Set down every entry again word for word, please, but skip the pictures.

--- begin Items ---

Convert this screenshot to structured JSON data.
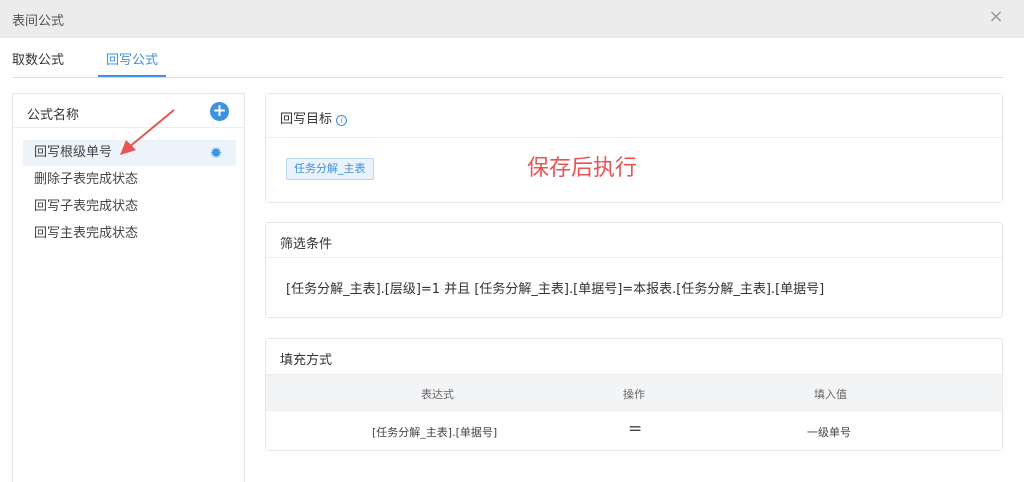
{
  "window": {
    "title": "表间公式",
    "close_glyph": "×"
  },
  "tabs": [
    {
      "label": "取数公式",
      "active": false
    },
    {
      "label": "回写公式",
      "active": true
    }
  ],
  "formula_list": {
    "header": "公式名称",
    "add_glyph": "+",
    "items": [
      {
        "label": "回写根级单号",
        "active": true
      },
      {
        "label": "删除子表完成状态",
        "active": false
      },
      {
        "label": "回写子表完成状态",
        "active": false
      },
      {
        "label": "回写主表完成状态",
        "active": false
      }
    ]
  },
  "target": {
    "header": "回写目标",
    "info_glyph": "i",
    "tag": "任务分解_主表",
    "annotation": "保存后执行"
  },
  "filter": {
    "header": "筛选条件",
    "condition": "[任务分解_主表].[层级]=1 并且 [任务分解_主表].[单据号]=本报表.[任务分解_主表].[单据号]"
  },
  "fill": {
    "header": "填充方式",
    "columns": [
      "表达式",
      "操作",
      "填入值"
    ],
    "rows": [
      {
        "expression": "[任务分解_主表].[单据号]",
        "operator": "=",
        "value": "一级单号"
      }
    ]
  },
  "colors": {
    "accent": "#3f90e0",
    "annotation": "#e85454"
  },
  "icons": {
    "add": "plus-circle-icon",
    "settings": "gear-icon",
    "info": "info-icon",
    "close": "close-icon"
  }
}
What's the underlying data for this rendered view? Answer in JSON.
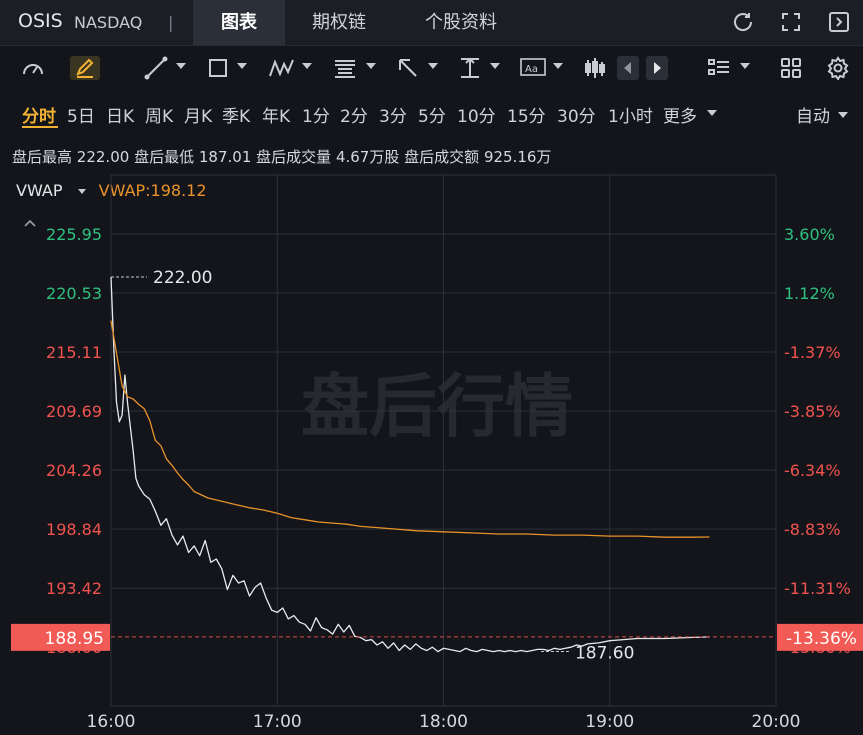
{
  "header": {
    "ticker": "OSIS",
    "exchange": "NASDAQ",
    "separator": "|",
    "tabs": [
      "图表",
      "期权链",
      "个股资料"
    ],
    "active_tab": "图表"
  },
  "top_icons": [
    "refresh-icon",
    "fullscreen-icon",
    "exit-icon"
  ],
  "toolbar_icons": [
    "indicator-icon",
    "pen-icon",
    "line-tool-icon",
    "rectangle-tool-icon",
    "pattern-tool-icon",
    "text-lines-tool-icon",
    "arrow-tool-icon",
    "vertical-measure-icon",
    "text-box-icon",
    "candlestick-icon",
    "prev-arrow-icon",
    "next-arrow-icon",
    "list-icon",
    "grid-icon",
    "settings-icon"
  ],
  "periods": [
    "分时",
    "5日",
    "日K",
    "周K",
    "月K",
    "季K",
    "年K",
    "1分",
    "2分",
    "3分",
    "5分",
    "10分",
    "15分",
    "30分",
    "1小时",
    "更多"
  ],
  "active_period": "分时",
  "auto_label": "自动",
  "info": {
    "high_label": "盘后最高",
    "high": "222.00",
    "low_label": "盘后最低",
    "low": "187.01",
    "volume_label": "盘后成交量",
    "volume": "4.67万股",
    "amount_label": "盘后成交额",
    "amount": "925.16万"
  },
  "indicator": {
    "name": "VWAP",
    "value_label": "VWAP:198.12"
  },
  "watermark": "盘后行情",
  "colors": {
    "up": "#2fc27f",
    "down": "#f0534f",
    "vwap": "#e8922a",
    "accent": "#f3b233",
    "price_line": "#e8eaee"
  },
  "chart_data": {
    "type": "line",
    "y_ticks_left": [
      "225.95",
      "220.53",
      "215.11",
      "209.69",
      "204.26",
      "198.84",
      "193.42",
      "188.00"
    ],
    "y_ticks_right": [
      "3.60%",
      "1.12%",
      "-1.37%",
      "-3.85%",
      "-6.34%",
      "-8.83%",
      "-11.31%",
      "-13.80%"
    ],
    "x_ticks": [
      "16:00",
      "17:00",
      "18:00",
      "19:00",
      "20:00"
    ],
    "xlim": [
      0,
      240
    ],
    "ylim": [
      182.6,
      231.37
    ],
    "current_price": "188.95",
    "current_pct": "-13.36%",
    "high_annotation": "222.00",
    "low_annotation": "187.60",
    "series": [
      {
        "name": "price",
        "x": [
          0,
          1,
          2,
          3,
          4,
          5,
          6,
          7,
          8,
          9,
          10,
          12,
          14,
          16,
          18,
          20,
          22,
          24,
          26,
          28,
          30,
          32,
          34,
          36,
          38,
          40,
          42,
          44,
          46,
          48,
          50,
          52,
          54,
          56,
          58,
          60,
          62,
          64,
          66,
          68,
          70,
          72,
          74,
          76,
          78,
          80,
          82,
          84,
          86,
          88,
          90,
          92,
          94,
          96,
          98,
          100,
          102,
          104,
          106,
          108,
          110,
          112,
          114,
          116,
          118,
          120,
          122,
          124,
          126,
          128,
          130,
          132,
          134,
          136,
          138,
          140,
          142,
          144,
          146,
          148,
          150,
          152,
          154,
          156,
          158,
          160,
          162,
          164,
          166,
          168,
          170,
          172,
          176,
          180,
          185,
          190,
          200,
          210,
          216
        ],
        "y": [
          222.0,
          215.5,
          210.5,
          208.7,
          209.3,
          213.0,
          210.4,
          208.2,
          206.0,
          203.5,
          202.8,
          202.0,
          201.6,
          200.5,
          199.2,
          199.8,
          198.3,
          197.4,
          198.2,
          196.7,
          197.3,
          196.4,
          197.8,
          195.8,
          196.1,
          195.2,
          193.3,
          194.6,
          193.9,
          194.1,
          192.7,
          193.5,
          193.9,
          192.5,
          191.4,
          191.2,
          191.6,
          190.6,
          190.9,
          190.3,
          190.1,
          189.5,
          190.7,
          189.8,
          189.6,
          189.2,
          190.1,
          189.4,
          190.0,
          189.0,
          188.9,
          188.6,
          188.7,
          188.2,
          188.5,
          187.9,
          188.4,
          187.7,
          188.2,
          187.8,
          188.3,
          187.9,
          187.7,
          188.0,
          187.6,
          187.9,
          187.8,
          187.7,
          187.6,
          187.9,
          187.7,
          187.6,
          187.8,
          187.7,
          187.6,
          187.7,
          187.6,
          187.7,
          187.6,
          187.7,
          187.6,
          187.7,
          187.8,
          187.8,
          187.7,
          187.9,
          187.8,
          187.9,
          188.0,
          188.2,
          188.1,
          188.3,
          188.4,
          188.6,
          188.7,
          188.8,
          188.8,
          188.9,
          188.95
        ]
      },
      {
        "name": "VWAP",
        "x": [
          0,
          2,
          4,
          6,
          8,
          10,
          12,
          14,
          16,
          18,
          20,
          22,
          24,
          26,
          28,
          30,
          35,
          40,
          45,
          50,
          55,
          60,
          65,
          70,
          75,
          80,
          85,
          90,
          95,
          100,
          110,
          120,
          130,
          140,
          150,
          160,
          170,
          180,
          190,
          200,
          210,
          216
        ],
        "y": [
          218.0,
          215.0,
          212.0,
          211.0,
          210.8,
          210.3,
          209.9,
          208.8,
          207.0,
          206.5,
          205.3,
          204.7,
          204.0,
          203.4,
          202.9,
          202.3,
          201.7,
          201.4,
          201.1,
          200.8,
          200.6,
          200.3,
          199.9,
          199.7,
          199.5,
          199.4,
          199.3,
          199.1,
          199.0,
          198.9,
          198.7,
          198.6,
          198.5,
          198.4,
          198.4,
          198.3,
          198.3,
          198.2,
          198.2,
          198.1,
          198.1,
          198.12
        ]
      }
    ]
  }
}
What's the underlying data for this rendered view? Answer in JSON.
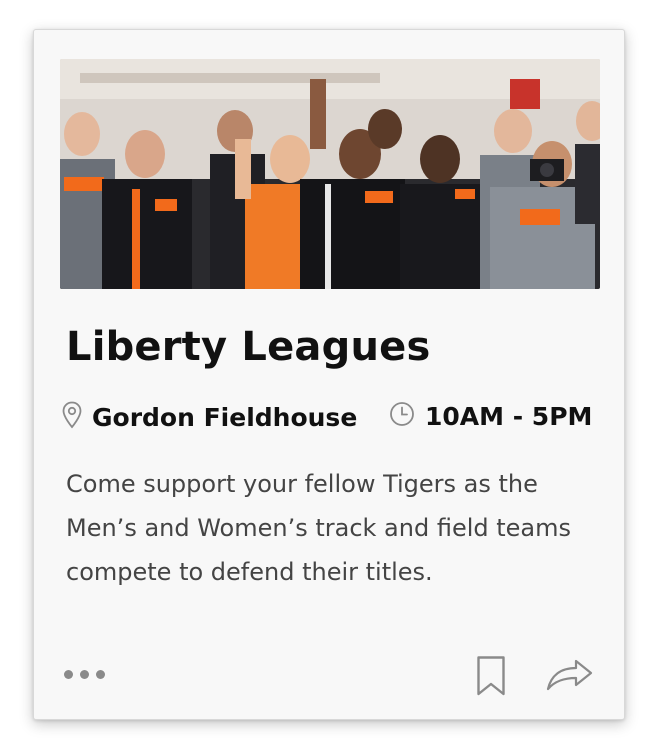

--- end Items ---

(Answer in full):
Convert this screenshot to structured JSON data.
{
  "window": {
    "title": "表间公式",
    "close_glyph": "×"
  },
  "tabs": [
    {
      "label": "取数公式",
      "active": false
    },
    {
      "label": "回写公式",
      "active": true
    }
  ],
  "formula_list": {
    "header": "公式名称",
    "add_glyph": "+",
    "items": [
      {
        "label": "回写根级单号",
        "active": true
      },
      {
        "label": "删除子表完成状态",
        "active": false
      },
      {
        "label": "回写子表完成状态",
        "active": false
      },
      {
        "label": "回写主表完成状态",
        "active": false
      }
    ]
  },
  "target": {
    "header": "回写目标",
    "info_glyph": "i",
    "tag": "任务分解_主表",
    "annotation": "保存后执行"
  },
  "filter": {
    "header": "筛选条件",
    "condition": "[任务分解_主表].[层级]=1 并且 [任务分解_主表].[单据号]=本报表.[任务分解_主表].[单据号]"
  },
  "fill": {
    "header": "填充方式",
    "columns": [
      "表达式",
      "操作",
      "填入值"
    ],
    "rows": [
      {
        "expression": "[任务分解_主表].[单据号]",
        "operator": "=",
        "value": "一级单号"
      }
    ]
  },
  "colors": {
    "accent": "#3f90e0",
    "annotation": "#e85454"
  },
  "icons": {
    "add": "plus-circle-icon",
    "settings": "gear-icon",
    "info": "info-icon",
    "close": "close-icon"
  }
}
What's the underlying data for this rendered view? Answer in JSON.
{
  "header": {
    "ticker": "OSIS",
    "exchange": "NASDAQ",
    "separator": "|",
    "tabs": [
      "图表",
      "期权链",
      "个股资料"
    ],
    "active_tab": "图表"
  },
  "top_icons": [
    "refresh-icon",
    "fullscreen-icon",
    "exit-icon"
  ],
  "toolbar_icons": [
    "indicator-icon",
    "pen-icon",
    "line-tool-icon",
    "rectangle-tool-icon",
    "pattern-tool-icon",
    "text-lines-tool-icon",
    "arrow-tool-icon",
    "vertical-measure-icon",
    "text-box-icon",
    "candlestick-icon",
    "prev-arrow-icon",
    "next-arrow-icon",
    "list-icon",
    "grid-icon",
    "settings-icon"
  ],
  "periods": [
    "分时",
    "5日",
    "日K",
    "周K",
    "月K",
    "季K",
    "年K",
    "1分",
    "2分",
    "3分",
    "5分",
    "10分",
    "15分",
    "30分",
    "1小时",
    "更多"
  ],
  "active_period": "分时",
  "auto_label": "自动",
  "info": {
    "high_label": "盘后最高",
    "high": "222.00",
    "low_label": "盘后最低",
    "low": "187.01",
    "volume_label": "盘后成交量",
    "volume": "4.67万股",
    "amount_label": "盘后成交额",
    "amount": "925.16万"
  },
  "indicator": {
    "name": "VWAP",
    "value_label": "VWAP:198.12"
  },
  "watermark": "盘后行情",
  "colors": {
    "up": "#2fc27f",
    "down": "#f0534f",
    "vwap": "#e8922a",
    "accent": "#f3b233",
    "price_line": "#e8eaee"
  },
  "chart_data": {
    "type": "line",
    "y_ticks_left": [
      "225.95",
      "220.53",
      "215.11",
      "209.69",
      "204.26",
      "198.84",
      "193.42",
      "188.00"
    ],
    "y_ticks_right": [
      "3.60%",
      "1.12%",
      "-1.37%",
      "-3.85%",
      "-6.34%",
      "-8.83%",
      "-11.31%",
      "-13.80%"
    ],
    "x_ticks": [
      "16:00",
      "17:00",
      "18:00",
      "19:00",
      "20:00"
    ],
    "xlim": [
      0,
      240
    ],
    "ylim": [
      182.6,
      231.37
    ],
    "current_price": "188.95",
    "current_pct": "-13.36%",
    "high_annotation": "222.00",
    "low_annotation": "187.60",
    "series": [
      {
        "name": "price",
        "x": [
          0,
          1,
          2,
          3,
          4,
          5,
          6,
          7,
          8,
          9,
          10,
          12,
          14,
          16,
          18,
          20,
          22,
          24,
          26,
          28,
          30,
          32,
          34,
          36,
          38,
          40,
          42,
          44,
          46,
          48,
          50,
          52,
          54,
          56,
          58,
          60,
          62,
          64,
          66,
          68,
          70,
          72,
          74,
          76,
          78,
          80,
          82,
          84,
          86,
          88,
          90,
          92,
          94,
          96,
          98,
          100,
          102,
          104,
          106,
          108,
          110,
          112,
          114,
          116,
          118,
          120,
          122,
          124,
          126,
          128,
          130,
          132,
          134,
          136,
          138,
          140,
          142,
          144,
          146,
          148,
          150,
          152,
          154,
          156,
          158,
          160,
          162,
          164,
          166,
          168,
          170,
          172,
          176,
          180,
          185,
          190,
          200,
          210,
          216
        ],
        "y": [
          222.0,
          215.5,
          210.5,
          208.7,
          209.3,
          213.0,
          210.4,
          208.2,
          206.0,
          203.5,
          202.8,
          202.0,
          201.6,
          200.5,
          199.2,
          199.8,
          198.3,
          197.4,
          198.2,
          196.7,
          197.3,
          196.4,
          197.8,
          195.8,
          196.1,
          195.2,
          193.3,
          194.6,
          193.9,
          194.1,
          192.7,
          193.5,
          193.9,
          192.5,
          191.4,
          191.2,
          191.6,
          190.6,
          190.9,
          190.3,
          190.1,
          189.5,
          190.7,
          189.8,
          189.6,
          189.2,
          190.1,
          189.4,
          190.0,
          189.0,
          188.9,
          188.6,
          188.7,
          188.2,
          188.5,
          187.9,
          188.4,
          187.7,
          188.2,
          187.8,
          188.3,
          187.9,
          187.7,
          188.0,
          187.6,
          187.9,
          187.8,
          187.7,
          187.6,
          187.9,
          187.7,
          187.6,
          187.8,
          187.7,
          187.6,
          187.7,
          187.6,
          187.7,
          187.6,
          187.7,
          187.6,
          187.7,
          187.8,
          187.8,
          187.7,
          187.9,
          187.8,
          187.9,
          188.0,
          188.2,
          188.1,
          188.3,
          188.4,
          188.6,
          188.7,
          188.8,
          188.8,
          188.9,
          188.95
        ]
      },
      {
        "name": "VWAP",
        "x": [
          0,
          2,
          4,
          6,
          8,
          10,
          12,
          14,
          16,
          18,
          20,
          22,
          24,
          26,
          28,
          30,
          35,
          40,
          45,
          50,
          55,
          60,
          65,
          70,
          75,
          80,
          85,
          90,
          95,
          100,
          110,
          120,
          130,
          140,
          150,
          160,
          170,
          180,
          190,
          200,
          210,
          216
        ],
        "y": [
          218.0,
          215.0,
          212.0,
          211.0,
          210.8,
          210.3,
          209.9,
          208.8,
          207.0,
          206.5,
          205.3,
          204.7,
          204.0,
          203.4,
          202.9,
          202.3,
          201.7,
          201.4,
          201.1,
          200.8,
          200.6,
          200.3,
          199.9,
          199.7,
          199.5,
          199.4,
          199.3,
          199.1,
          199.0,
          198.9,
          198.7,
          198.6,
          198.5,
          198.4,
          198.4,
          198.3,
          198.3,
          198.2,
          198.2,
          198.1,
          198.1,
          198.12
        ]
      }
    ]
  }
}
What's the underlying data for this rendered view? Answer in JSON.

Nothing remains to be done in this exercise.